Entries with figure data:

········

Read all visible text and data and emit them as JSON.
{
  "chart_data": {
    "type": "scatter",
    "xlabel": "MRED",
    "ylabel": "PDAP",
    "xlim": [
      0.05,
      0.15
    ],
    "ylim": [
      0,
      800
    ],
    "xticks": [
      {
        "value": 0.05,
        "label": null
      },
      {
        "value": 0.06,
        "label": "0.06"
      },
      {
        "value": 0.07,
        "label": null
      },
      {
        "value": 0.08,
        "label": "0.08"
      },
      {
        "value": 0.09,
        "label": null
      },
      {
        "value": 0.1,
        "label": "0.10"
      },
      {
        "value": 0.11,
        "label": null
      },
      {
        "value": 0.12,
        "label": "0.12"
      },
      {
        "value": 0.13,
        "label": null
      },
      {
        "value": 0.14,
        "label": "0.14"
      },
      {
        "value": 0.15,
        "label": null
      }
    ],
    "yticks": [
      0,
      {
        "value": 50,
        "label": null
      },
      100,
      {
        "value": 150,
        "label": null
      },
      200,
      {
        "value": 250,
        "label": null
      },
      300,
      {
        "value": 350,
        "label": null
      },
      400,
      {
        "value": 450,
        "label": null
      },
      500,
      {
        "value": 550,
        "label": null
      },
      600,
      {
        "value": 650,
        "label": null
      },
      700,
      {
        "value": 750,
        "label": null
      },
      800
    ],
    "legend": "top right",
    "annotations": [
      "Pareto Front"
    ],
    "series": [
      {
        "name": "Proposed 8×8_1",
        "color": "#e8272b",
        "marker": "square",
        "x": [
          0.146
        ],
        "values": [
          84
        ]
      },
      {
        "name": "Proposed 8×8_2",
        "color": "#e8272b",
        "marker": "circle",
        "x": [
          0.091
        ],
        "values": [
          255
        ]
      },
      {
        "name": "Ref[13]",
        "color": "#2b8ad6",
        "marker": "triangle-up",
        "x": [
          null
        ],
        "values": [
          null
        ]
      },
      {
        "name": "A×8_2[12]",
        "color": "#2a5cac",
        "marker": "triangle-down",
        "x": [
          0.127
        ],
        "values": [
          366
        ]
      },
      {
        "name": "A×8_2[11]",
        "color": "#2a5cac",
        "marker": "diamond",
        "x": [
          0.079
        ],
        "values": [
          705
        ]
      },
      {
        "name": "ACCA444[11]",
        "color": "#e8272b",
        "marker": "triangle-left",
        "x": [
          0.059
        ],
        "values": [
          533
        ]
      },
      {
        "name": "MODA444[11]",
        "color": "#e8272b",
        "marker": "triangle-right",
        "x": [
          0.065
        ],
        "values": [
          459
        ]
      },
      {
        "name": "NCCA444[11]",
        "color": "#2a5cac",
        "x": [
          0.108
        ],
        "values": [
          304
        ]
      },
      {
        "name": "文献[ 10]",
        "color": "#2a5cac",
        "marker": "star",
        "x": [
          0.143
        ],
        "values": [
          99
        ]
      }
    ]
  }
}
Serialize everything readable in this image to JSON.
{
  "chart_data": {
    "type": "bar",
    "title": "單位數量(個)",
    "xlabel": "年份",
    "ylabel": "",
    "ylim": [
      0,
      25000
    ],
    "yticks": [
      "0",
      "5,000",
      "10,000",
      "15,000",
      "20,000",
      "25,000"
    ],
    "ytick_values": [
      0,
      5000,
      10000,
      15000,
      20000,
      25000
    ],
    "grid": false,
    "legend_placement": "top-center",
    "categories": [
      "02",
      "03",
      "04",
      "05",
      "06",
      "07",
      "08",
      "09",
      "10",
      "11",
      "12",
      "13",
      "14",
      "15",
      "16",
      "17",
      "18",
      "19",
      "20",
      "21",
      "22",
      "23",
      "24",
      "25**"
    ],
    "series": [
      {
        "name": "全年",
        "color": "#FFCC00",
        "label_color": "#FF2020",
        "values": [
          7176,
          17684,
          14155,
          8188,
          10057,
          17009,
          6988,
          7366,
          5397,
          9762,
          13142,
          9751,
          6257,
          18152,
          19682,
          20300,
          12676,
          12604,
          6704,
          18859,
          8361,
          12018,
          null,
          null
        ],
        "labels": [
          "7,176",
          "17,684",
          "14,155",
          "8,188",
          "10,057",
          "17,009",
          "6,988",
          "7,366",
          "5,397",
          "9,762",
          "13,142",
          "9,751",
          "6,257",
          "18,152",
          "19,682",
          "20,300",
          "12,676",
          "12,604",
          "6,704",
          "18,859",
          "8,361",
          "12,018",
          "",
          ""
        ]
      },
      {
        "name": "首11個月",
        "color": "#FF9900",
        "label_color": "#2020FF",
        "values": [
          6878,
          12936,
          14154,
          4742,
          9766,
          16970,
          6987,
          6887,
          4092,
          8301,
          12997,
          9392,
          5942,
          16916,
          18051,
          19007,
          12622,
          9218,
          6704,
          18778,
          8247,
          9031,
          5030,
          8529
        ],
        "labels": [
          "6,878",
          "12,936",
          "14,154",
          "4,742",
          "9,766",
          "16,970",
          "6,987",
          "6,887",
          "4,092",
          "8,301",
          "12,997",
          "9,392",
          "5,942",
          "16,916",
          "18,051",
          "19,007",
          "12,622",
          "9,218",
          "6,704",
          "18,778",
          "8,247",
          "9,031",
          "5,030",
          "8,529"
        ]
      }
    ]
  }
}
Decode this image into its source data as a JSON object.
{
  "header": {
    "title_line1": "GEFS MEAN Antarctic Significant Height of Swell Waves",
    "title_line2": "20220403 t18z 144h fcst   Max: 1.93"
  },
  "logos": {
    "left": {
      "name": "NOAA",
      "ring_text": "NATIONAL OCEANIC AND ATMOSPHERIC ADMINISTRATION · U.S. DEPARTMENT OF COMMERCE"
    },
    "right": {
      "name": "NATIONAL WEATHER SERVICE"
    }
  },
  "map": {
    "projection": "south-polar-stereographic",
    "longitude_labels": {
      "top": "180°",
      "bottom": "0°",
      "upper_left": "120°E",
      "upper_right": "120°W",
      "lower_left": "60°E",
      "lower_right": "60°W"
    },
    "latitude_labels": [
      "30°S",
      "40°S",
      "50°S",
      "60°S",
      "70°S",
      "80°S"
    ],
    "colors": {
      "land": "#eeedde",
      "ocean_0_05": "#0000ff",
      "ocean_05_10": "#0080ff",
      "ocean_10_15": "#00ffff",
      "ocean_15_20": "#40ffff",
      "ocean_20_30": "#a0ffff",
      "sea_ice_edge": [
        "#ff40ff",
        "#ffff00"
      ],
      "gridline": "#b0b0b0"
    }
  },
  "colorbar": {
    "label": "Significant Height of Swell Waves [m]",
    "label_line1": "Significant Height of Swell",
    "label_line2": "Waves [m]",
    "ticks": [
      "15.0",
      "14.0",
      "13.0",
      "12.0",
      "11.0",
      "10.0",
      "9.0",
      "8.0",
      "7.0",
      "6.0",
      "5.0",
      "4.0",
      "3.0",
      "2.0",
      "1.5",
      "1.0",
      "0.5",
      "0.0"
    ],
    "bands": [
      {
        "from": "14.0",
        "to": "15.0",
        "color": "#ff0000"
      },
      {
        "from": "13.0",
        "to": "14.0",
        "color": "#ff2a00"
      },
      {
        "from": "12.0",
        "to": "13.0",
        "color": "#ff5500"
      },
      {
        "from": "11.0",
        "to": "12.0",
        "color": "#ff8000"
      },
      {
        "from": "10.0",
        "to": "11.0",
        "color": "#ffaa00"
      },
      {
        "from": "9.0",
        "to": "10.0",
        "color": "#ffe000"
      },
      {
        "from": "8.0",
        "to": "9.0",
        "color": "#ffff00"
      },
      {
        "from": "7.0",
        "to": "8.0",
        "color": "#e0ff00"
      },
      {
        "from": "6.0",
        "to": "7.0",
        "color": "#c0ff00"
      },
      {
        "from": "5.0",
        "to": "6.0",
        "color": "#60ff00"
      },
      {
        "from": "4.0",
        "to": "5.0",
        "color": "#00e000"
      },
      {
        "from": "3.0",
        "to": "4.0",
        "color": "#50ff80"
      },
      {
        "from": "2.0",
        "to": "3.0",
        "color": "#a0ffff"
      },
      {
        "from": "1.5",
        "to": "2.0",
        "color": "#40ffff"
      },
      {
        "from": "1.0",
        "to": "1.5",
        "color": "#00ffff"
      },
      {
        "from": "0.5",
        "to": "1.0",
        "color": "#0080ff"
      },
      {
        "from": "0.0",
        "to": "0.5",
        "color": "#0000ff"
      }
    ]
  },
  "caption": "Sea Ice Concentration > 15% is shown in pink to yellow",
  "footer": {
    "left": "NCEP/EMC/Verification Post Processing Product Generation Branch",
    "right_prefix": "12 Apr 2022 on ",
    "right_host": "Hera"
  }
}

········

• YOUR TASK
Check each line of the records for the word "Waves", and show the lines that contain it.

• TASK SOLUTION
    "title_line1": "GEFS MEAN Antarctic Significant Height of Swell Waves",
    "label": "Significant Height of Swell Waves [m]",
    "label_line2": "Waves [m]",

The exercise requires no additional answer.